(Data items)

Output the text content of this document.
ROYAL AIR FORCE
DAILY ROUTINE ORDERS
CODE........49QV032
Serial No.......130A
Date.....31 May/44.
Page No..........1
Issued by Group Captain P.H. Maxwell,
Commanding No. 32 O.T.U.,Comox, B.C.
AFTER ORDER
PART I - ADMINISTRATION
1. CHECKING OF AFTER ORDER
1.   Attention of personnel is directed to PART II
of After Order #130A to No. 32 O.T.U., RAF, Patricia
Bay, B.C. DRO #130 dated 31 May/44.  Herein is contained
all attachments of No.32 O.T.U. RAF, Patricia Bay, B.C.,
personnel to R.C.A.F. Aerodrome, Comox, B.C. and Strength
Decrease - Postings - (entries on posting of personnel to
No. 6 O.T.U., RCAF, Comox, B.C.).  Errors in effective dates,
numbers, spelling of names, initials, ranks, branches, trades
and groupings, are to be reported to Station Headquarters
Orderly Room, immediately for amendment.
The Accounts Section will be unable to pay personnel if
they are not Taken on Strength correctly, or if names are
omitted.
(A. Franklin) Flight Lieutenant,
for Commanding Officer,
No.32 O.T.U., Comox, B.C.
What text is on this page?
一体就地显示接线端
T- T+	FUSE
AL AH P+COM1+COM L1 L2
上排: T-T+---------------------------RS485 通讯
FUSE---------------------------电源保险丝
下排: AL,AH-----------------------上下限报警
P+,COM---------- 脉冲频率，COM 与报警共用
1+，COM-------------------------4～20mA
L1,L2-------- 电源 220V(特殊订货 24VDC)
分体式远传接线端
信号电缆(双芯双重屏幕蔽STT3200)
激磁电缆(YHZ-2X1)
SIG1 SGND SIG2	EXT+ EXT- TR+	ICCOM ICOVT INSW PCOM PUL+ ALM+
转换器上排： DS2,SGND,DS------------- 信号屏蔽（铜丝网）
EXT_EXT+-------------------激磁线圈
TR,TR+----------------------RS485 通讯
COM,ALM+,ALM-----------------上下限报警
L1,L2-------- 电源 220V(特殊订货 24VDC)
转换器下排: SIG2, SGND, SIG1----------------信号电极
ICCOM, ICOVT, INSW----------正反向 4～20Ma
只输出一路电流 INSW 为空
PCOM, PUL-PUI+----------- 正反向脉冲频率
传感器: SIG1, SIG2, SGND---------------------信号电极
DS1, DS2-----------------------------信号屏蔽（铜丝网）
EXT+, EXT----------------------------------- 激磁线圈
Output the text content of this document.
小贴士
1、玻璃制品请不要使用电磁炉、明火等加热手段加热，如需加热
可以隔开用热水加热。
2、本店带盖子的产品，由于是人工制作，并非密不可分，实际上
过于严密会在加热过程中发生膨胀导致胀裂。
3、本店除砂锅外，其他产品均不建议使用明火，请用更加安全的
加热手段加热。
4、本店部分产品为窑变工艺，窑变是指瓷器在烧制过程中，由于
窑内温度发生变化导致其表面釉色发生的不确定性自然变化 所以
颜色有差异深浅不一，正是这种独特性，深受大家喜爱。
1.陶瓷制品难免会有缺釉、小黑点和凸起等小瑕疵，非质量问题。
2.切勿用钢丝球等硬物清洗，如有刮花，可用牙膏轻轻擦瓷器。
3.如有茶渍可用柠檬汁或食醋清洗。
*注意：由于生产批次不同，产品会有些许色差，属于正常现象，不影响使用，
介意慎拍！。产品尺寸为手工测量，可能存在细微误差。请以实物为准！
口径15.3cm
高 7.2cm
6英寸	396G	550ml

*TASK STATEMENT*. Determine how many lines contain the word "names" and reply with that number alone.

*THE COMPLETED TASK*. 2